United States District Court, C.D. California

July 28, 2016

DANA D. GUMM, Plaintiff,
v.
CAROLYN W. COLVIN, Acting Commissioner of Social Security, Defendant.

          ORDER GRANTING MOTION FOR ATTORNEY FEES PURSUANT TO 42 U.S.C. § 1383(D)(2)(B)

          HONORABLE KENLY KIYA KATO UNITED STATES MAGISTRATE JUDGE

         I. INTRODUCTION

         Plaintiff Dana D. Gumm’s (“Plaintiff’s”) counsel, Cyrus Safa of Law Offices of Lawrence D. Rohlfing (“Counsel”), filed a Motion for Attorney Fees Pursuant to Title 42 of the United States Code, section 1383(d)(2)(B) (“Motion”). The Motion seeks an award in the amount of $5, 800.00 for representing Plaintiff in an action to obtain supplemental security income (“SSI”) benefits, with no refund to Plaintiff for the Equal Access to Justice Act (“EAJA”) fees previously awarded. The parties have consented to the jurisdiction of the undersigned United States Magistrate Judge, pursuant to Title 28 of the United States Code, section 636(c). For the reasons stated below, the Court grants the Motion.

Extracted records:
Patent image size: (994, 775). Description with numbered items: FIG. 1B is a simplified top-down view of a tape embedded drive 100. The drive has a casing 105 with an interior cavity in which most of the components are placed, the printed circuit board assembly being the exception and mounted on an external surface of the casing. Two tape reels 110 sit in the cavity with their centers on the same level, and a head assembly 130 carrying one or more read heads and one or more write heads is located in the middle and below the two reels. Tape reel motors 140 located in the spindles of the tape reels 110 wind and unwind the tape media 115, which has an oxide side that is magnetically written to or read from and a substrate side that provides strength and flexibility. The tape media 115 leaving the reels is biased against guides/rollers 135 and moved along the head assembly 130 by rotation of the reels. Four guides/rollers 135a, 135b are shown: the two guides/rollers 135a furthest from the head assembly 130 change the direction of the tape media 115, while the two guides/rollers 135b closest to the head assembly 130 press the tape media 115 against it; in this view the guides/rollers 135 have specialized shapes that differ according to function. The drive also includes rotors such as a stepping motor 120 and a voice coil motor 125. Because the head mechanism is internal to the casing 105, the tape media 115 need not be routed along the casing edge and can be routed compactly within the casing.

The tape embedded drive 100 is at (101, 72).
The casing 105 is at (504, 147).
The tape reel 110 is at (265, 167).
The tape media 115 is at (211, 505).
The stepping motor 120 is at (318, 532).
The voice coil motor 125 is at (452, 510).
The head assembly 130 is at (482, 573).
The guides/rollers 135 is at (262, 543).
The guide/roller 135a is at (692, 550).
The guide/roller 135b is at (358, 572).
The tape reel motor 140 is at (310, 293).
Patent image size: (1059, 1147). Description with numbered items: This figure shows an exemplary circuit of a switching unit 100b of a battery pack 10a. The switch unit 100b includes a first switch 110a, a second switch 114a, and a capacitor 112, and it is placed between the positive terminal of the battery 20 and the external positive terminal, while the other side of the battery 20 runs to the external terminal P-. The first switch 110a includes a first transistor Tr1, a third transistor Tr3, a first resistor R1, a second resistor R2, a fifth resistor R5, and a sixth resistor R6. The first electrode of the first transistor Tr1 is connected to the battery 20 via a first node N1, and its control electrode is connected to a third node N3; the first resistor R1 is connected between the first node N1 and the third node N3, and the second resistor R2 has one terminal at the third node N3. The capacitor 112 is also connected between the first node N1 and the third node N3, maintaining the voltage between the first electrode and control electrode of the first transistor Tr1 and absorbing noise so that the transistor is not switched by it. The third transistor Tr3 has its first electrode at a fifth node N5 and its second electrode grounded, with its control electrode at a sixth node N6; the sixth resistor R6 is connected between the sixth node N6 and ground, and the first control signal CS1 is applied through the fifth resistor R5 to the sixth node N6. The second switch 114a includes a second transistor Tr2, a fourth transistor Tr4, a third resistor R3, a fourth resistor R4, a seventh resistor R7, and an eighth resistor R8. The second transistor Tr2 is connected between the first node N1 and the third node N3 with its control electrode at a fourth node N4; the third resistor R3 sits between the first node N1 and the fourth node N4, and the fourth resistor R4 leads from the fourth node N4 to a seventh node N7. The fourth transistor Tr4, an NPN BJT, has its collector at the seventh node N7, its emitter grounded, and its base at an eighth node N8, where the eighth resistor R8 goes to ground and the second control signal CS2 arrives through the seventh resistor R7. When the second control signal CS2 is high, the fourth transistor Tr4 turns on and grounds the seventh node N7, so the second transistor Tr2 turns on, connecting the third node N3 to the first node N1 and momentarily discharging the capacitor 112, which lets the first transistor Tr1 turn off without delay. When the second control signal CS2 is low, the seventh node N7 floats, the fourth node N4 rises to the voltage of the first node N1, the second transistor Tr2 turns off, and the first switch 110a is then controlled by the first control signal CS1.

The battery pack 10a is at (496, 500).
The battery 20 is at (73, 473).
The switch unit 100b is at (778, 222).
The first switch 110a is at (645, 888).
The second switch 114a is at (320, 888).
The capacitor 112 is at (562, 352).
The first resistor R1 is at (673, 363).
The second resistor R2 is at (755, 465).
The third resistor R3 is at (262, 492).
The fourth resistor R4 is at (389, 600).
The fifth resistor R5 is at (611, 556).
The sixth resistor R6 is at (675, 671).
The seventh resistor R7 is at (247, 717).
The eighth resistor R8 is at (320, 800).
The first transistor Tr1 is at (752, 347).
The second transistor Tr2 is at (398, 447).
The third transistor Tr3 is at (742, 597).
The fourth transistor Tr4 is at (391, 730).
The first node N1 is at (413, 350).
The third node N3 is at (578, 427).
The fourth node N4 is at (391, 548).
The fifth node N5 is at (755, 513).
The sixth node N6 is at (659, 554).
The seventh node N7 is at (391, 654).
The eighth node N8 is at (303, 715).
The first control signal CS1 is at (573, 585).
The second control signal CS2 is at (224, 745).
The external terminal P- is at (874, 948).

Directives:
**1)** Put the lines of the records into a JSON list of strings, one string per line and no blank lines, starting at the first line of the records and ending at the line containing "The tape reel motor 140 is at (310, 293).".
**2)** Write what comes next in the court order on attorney fees, picking up after its last sentence.
The court order and the records are unrelated to each other.

Task results:
**1)**
[
  "Patent image size: (994, 775). Description with numbered items: FIG. 1B is a simplified top-down view of a tape embedded drive 100. The drive has a casing 105 with an interior cavity in which most of the components are placed, the printed circuit board assembly being the exception and mounted on an external surface of the casing. Two tape reels 110 sit in the cavity with their centers on the same level, and a head assembly 130 carrying one or more read heads and one or more write heads is located in the middle and below the two reels. Tape reel motors 140 located in the spindles of the tape reels 110 wind and unwind the tape media 115, which has an oxide side that is magnetically written to or read from and a substrate side that provides strength and flexibility. The tape media 115 leaving the reels is biased against guides/rollers 135 and moved along the head assembly 130 by rotation of the reels. Four guides/rollers 135a, 135b are shown: the two guides/rollers 135a furthest from the head assembly 130 change the direction of the tape media 115, while the two guides/rollers 135b closest to the head assembly 130 press the tape media 115 against it; in this view the guides/rollers 135 have specialized shapes that differ according to function. The drive also includes rotors such as a stepping motor 120 and a voice coil motor 125. Because the head mechanism is internal to the casing 105, the tape media 115 need not be routed along the casing edge and can be routed compactly within the casing.",
  "The tape embedded drive 100 is at (101, 72).",
  "The casing 105 is at (504, 147).",
  "The tape reel 110 is at (265, 167).",
  "The tape media 115 is at (211, 505).",
  "The stepping motor 120 is at (318, 532).",
  "The voice coil motor 125 is at (452, 510).",
  "The head assembly 130 is at (482, 573).",
  "The guides/rollers 135 is at (262, 543).",
  "The guide/roller 135a is at (692, 550).",
  "The guide/roller 135b is at (358, 572).",
  "The tape reel motor 140 is at (310, 293)."
]

**2)**
         II. RELEVANT BACKGROUND

         On June 30, 2013, Plaintiff filed the complaint in this action. See ECF Docket No. (“Dkt.”) 3, Compl. Plaintiff alleged defendant Carolyn W. Colvin (“Defendant”) had improperly denied Plaintiff’s SSI application. Id. On January 23, 2015, the Court found Defendant erred in denying Plaintiff’s SSI application, and entered Judgment reversing and remanding the case to Defendant for further administrative proceedings. Dkt. 20, Judgment. On June 1, 2016, Defendant awarded Plaintiff SSI benefits. Dkt. 23-3, Notice of Award.[1]

         On April 10, 2015, the Court awarded Counsel EAJA fees in the amount of $2, 300.00. Dkt. 22, Order Granting EAJA Fees.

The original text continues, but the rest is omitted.